REQUIREMENT:
Transcribe all of the records word for word, but omit the pictures.

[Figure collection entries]
▼
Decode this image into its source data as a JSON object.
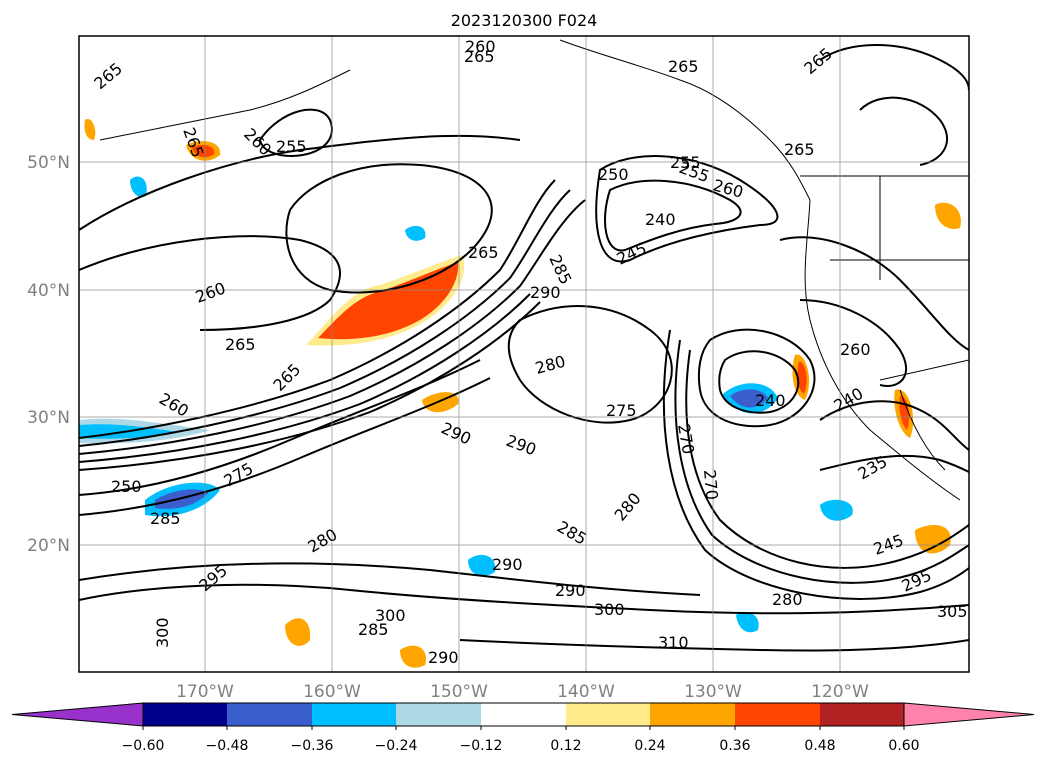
{
  "title": "2023120300 F024",
  "map": {
    "lat_labels": [
      "50°N",
      "40°N",
      "30°N",
      "20°N"
    ],
    "lon_labels": [
      "170°W",
      "160°W",
      "150°W",
      "140°W",
      "130°W",
      "120°W"
    ],
    "contour_labels": [
      "265",
      "260",
      "265",
      "265",
      "255",
      "260",
      "265",
      "265",
      "255",
      "250",
      "255",
      "260",
      "265",
      "240",
      "245",
      "285",
      "290",
      "265",
      "260",
      "265",
      "265",
      "280",
      "260",
      "275",
      "240",
      "240",
      "290",
      "290",
      "270",
      "235",
      "250",
      "285",
      "275",
      "270",
      "280",
      "285",
      "280",
      "245",
      "290",
      "290",
      "295",
      "300",
      "305",
      "310",
      "280",
      "300",
      "285",
      "290",
      "300",
      "295",
      "260"
    ]
  },
  "colorbar": {
    "tick_labels": [
      "−0.60",
      "−0.48",
      "−0.36",
      "−0.24",
      "−0.12",
      "0.12",
      "0.24",
      "0.36",
      "0.48",
      "0.60"
    ],
    "colors": [
      "#9932cc",
      "#00008b",
      "#3a5fcd",
      "#00bfff",
      "#add8e6",
      "#ffffff",
      "#ffeb8c",
      "#ffa500",
      "#ff4500",
      "#b22222",
      "#ff82ab"
    ]
  }
}
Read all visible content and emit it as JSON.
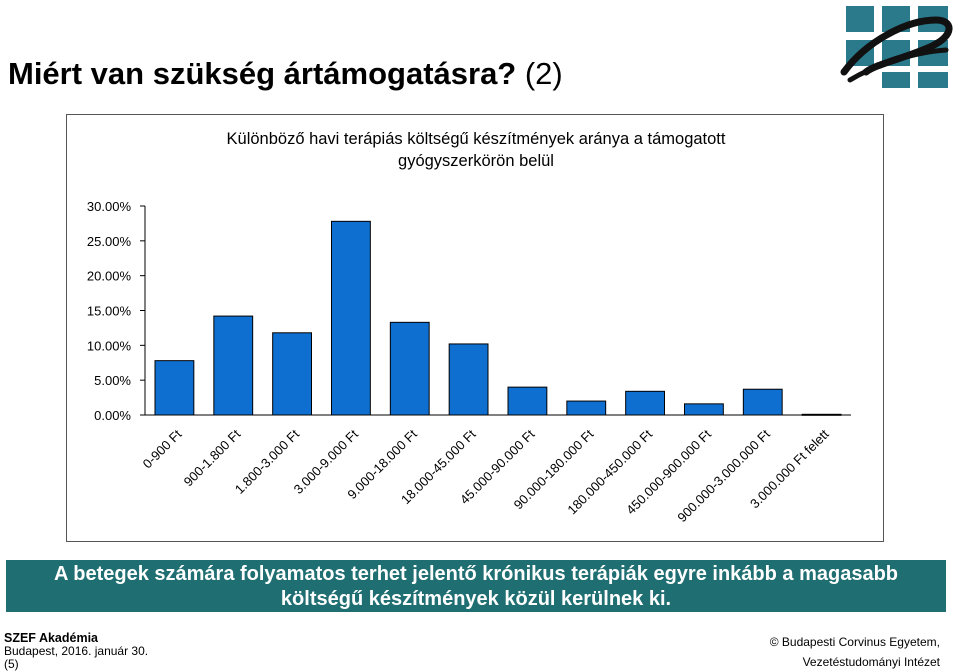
{
  "slide": {
    "title_bold": "Miért van szükség ártámogatásra?",
    "title_suffix": " (2)"
  },
  "chart_data": {
    "type": "bar",
    "title_line1": "Különböző havi terápiás költségű készítmények aránya a támogatott",
    "title_line2": "gyógyszerkörön belül",
    "categories": [
      "0-900 Ft",
      "900-1.800 Ft",
      "1.800-3.000 Ft",
      "3.000-9.000 Ft",
      "9.000-18.000 Ft",
      "18.000-45.000 Ft",
      "45.000-90.000 Ft",
      "90.000-180.000 Ft",
      "180.000-450.000 Ft",
      "450.000-900.000 Ft",
      "900.000-3.000.000 Ft",
      "3.000.000 Ft felett"
    ],
    "values": [
      7.8,
      14.2,
      11.8,
      27.8,
      13.3,
      10.2,
      4.0,
      2.0,
      3.4,
      1.6,
      3.7,
      0.1
    ],
    "y_ticks": [
      "0.00%",
      "5.00%",
      "10.00%",
      "15.00%",
      "20.00%",
      "25.00%",
      "30.00%"
    ],
    "ylim": [
      0,
      30
    ],
    "grid": false,
    "bar_color": "#0f6fd0"
  },
  "callout": {
    "line1": "A betegek számára folyamatos terhet jelentő krónikus terápiák egyre inkább a magasabb",
    "line2": "költségű készítmények közül kerülnek ki."
  },
  "footer": {
    "org": "SZEF Akadémia",
    "date": "Budapest, 2016. január 30.",
    "page": "(5)",
    "copyright": "© Budapesti Corvinus Egyetem,",
    "institute": "Vezetéstudományi Intézet"
  }
}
▲
TASK OUTPUT:
Decode this image into its source data as a JSON object.
{
  "title": "2023120300 F024",
  "map": {
    "lat_labels": [
      "50°N",
      "40°N",
      "30°N",
      "20°N"
    ],
    "lon_labels": [
      "170°W",
      "160°W",
      "150°W",
      "140°W",
      "130°W",
      "120°W"
    ],
    "contour_labels": [
      "265",
      "260",
      "265",
      "265",
      "255",
      "260",
      "265",
      "265",
      "255",
      "250",
      "255",
      "260",
      "265",
      "240",
      "245",
      "285",
      "290",
      "265",
      "260",
      "265",
      "265",
      "280",
      "260",
      "275",
      "240",
      "240",
      "290",
      "290",
      "270",
      "235",
      "250",
      "285",
      "275",
      "270",
      "280",
      "285",
      "280",
      "245",
      "290",
      "290",
      "295",
      "300",
      "305",
      "310",
      "280",
      "300",
      "285",
      "290",
      "300",
      "295",
      "260"
    ]
  },
  "colorbar": {
    "tick_labels": [
      "−0.60",
      "−0.48",
      "−0.36",
      "−0.24",
      "−0.12",
      "0.12",
      "0.24",
      "0.36",
      "0.48",
      "0.60"
    ],
    "colors": [
      "#9932cc",
      "#00008b",
      "#3a5fcd",
      "#00bfff",
      "#add8e6",
      "#ffffff",
      "#ffeb8c",
      "#ffa500",
      "#ff4500",
      "#b22222",
      "#ff82ab"
    ]
  }
}
Read all visible content and emit it as JSON.
{
  "slide": {
    "title_bold": "Miért van szükség ártámogatásra?",
    "title_suffix": " (2)"
  },
  "chart_data": {
    "type": "bar",
    "title_line1": "Különböző havi terápiás költségű készítmények aránya a támogatott",
    "title_line2": "gyógyszerkörön belül",
    "categories": [
      "0-900 Ft",
      "900-1.800 Ft",
      "1.800-3.000 Ft",
      "3.000-9.000 Ft",
      "9.000-18.000 Ft",
      "18.000-45.000 Ft",
      "45.000-90.000 Ft",
      "90.000-180.000 Ft",
      "180.000-450.000 Ft",
      "450.000-900.000 Ft",
      "900.000-3.000.000 Ft",
      "3.000.000 Ft felett"
    ],
    "values": [
      7.8,
      14.2,
      11.8,
      27.8,
      13.3,
      10.2,
      4.0,
      2.0,
      3.4,
      1.6,
      3.7,
      0.1
    ],
    "y_ticks": [
      "0.00%",
      "5.00%",
      "10.00%",
      "15.00%",
      "20.00%",
      "25.00%",
      "30.00%"
    ],
    "ylim": [
      0,
      30
    ],
    "grid": false,
    "bar_color": "#0f6fd0"
  },
  "callout": {
    "line1": "A betegek számára folyamatos terhet jelentő krónikus terápiák egyre inkább a magasabb",
    "line2": "költségű készítmények közül kerülnek ki."
  },
  "footer": {
    "org": "SZEF Akadémia",
    "date": "Budapest, 2016. január 30.",
    "page": "(5)",
    "copyright": "© Budapesti Corvinus Egyetem,",
    "institute": "Vezetéstudományi Intézet"
  }
}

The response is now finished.